-- Begin Data for this exercise --

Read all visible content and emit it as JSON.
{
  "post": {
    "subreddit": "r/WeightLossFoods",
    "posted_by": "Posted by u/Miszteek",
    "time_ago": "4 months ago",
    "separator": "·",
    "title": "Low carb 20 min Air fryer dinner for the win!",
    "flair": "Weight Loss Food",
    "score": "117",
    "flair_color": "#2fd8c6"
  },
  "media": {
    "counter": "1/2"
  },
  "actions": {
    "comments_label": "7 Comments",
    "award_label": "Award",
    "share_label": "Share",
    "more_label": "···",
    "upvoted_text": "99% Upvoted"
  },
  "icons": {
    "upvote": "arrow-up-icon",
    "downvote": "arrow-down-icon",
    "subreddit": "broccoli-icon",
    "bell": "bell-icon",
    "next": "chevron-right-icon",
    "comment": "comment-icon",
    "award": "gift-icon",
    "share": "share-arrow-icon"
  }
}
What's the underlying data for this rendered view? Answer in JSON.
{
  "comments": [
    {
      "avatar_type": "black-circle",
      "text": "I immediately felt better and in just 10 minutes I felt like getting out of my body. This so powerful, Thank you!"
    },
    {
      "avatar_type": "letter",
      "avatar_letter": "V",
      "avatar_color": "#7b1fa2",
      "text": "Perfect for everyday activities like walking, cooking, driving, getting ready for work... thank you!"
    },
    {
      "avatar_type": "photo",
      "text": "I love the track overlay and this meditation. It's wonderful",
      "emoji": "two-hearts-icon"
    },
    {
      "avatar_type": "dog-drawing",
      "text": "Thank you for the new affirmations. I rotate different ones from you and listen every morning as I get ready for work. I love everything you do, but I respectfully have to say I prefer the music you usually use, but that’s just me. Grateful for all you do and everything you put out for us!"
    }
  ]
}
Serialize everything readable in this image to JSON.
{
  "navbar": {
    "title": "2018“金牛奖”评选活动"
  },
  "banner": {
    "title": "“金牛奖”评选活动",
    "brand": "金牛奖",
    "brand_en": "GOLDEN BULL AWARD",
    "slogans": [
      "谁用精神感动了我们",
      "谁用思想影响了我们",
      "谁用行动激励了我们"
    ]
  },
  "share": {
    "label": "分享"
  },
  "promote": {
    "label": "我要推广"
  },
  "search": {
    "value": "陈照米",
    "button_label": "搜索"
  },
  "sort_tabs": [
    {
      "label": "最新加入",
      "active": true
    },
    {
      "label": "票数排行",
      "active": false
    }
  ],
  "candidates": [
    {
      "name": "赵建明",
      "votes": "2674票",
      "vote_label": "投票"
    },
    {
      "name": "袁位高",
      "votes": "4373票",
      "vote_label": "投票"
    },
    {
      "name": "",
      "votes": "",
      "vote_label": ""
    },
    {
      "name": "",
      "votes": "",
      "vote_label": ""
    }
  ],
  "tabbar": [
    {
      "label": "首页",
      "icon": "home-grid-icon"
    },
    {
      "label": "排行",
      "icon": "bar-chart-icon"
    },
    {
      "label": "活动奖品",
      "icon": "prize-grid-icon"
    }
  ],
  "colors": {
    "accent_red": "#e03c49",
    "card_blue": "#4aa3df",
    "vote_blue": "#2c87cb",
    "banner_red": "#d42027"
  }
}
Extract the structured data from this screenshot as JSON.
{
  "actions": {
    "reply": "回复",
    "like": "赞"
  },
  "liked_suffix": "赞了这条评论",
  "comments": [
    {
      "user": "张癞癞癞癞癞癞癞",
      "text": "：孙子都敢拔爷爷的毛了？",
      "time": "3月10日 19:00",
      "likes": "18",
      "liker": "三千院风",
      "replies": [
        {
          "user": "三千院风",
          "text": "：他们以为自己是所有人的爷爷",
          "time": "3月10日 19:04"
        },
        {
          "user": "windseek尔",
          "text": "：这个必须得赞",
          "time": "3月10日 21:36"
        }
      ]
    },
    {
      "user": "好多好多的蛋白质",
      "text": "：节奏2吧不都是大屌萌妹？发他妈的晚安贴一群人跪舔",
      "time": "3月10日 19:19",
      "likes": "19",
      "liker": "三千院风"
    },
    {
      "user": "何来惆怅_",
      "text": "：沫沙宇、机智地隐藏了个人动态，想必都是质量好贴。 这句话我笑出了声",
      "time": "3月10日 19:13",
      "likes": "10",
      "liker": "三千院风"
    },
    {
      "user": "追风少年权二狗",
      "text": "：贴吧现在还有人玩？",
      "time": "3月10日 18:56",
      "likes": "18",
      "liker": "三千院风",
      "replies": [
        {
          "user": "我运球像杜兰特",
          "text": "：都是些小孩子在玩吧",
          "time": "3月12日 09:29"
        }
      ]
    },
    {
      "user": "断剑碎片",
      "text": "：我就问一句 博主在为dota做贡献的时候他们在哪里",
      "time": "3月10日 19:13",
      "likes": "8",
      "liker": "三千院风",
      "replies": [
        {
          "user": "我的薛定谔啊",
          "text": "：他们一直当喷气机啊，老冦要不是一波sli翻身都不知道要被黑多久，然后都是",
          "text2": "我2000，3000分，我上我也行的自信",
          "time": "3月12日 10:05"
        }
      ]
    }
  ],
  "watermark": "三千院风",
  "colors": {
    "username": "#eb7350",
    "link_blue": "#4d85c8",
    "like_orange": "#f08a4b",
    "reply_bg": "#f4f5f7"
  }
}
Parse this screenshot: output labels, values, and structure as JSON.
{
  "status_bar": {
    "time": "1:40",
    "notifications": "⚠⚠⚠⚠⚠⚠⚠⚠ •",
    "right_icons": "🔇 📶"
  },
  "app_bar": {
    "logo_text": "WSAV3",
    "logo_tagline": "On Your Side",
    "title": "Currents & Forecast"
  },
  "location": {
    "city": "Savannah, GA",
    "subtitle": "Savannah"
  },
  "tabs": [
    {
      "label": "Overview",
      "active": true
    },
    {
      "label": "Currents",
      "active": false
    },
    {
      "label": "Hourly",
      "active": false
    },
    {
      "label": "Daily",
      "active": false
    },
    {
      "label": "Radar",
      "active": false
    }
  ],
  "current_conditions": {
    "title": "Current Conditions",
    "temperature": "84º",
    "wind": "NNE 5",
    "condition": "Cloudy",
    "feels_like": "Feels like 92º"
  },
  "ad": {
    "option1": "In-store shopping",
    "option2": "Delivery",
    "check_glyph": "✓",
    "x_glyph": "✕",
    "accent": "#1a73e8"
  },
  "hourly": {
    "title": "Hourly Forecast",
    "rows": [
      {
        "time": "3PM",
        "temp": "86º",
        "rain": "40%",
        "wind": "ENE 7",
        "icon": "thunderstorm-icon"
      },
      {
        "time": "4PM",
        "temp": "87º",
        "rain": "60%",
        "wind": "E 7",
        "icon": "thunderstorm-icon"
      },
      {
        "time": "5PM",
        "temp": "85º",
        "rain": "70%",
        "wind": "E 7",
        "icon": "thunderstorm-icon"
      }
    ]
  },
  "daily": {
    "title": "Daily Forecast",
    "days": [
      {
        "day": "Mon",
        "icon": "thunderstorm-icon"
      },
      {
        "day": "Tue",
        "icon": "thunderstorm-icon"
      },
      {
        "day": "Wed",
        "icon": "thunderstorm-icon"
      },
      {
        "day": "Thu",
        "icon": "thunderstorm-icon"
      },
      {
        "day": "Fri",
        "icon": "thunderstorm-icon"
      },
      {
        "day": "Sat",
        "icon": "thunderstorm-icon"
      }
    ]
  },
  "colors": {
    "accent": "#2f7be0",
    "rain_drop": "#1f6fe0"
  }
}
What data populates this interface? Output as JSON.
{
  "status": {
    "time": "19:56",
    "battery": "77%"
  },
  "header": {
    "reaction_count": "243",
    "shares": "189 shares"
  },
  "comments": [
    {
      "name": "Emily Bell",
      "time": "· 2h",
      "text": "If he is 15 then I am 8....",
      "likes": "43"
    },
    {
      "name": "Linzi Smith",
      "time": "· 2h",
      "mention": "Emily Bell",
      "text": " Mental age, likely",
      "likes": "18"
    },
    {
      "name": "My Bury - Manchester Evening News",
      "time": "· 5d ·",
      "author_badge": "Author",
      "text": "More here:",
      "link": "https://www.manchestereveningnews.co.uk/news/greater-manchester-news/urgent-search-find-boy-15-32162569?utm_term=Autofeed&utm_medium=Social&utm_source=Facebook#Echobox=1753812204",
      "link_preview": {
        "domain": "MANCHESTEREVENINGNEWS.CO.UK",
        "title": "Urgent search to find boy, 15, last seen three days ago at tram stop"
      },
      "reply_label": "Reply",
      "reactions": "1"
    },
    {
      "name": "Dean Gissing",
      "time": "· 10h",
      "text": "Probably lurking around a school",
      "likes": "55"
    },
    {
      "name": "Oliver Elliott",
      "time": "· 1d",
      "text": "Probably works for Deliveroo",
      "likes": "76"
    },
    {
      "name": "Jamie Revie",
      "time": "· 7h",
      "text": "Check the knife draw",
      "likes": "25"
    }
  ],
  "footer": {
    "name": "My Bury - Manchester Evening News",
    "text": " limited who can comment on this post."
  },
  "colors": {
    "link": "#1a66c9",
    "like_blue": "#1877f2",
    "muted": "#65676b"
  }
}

-- End Data for this exercise --

» **Problem**:
Going through the data, tally the lines containing "likes" and report only the result.

» **Task result**:
10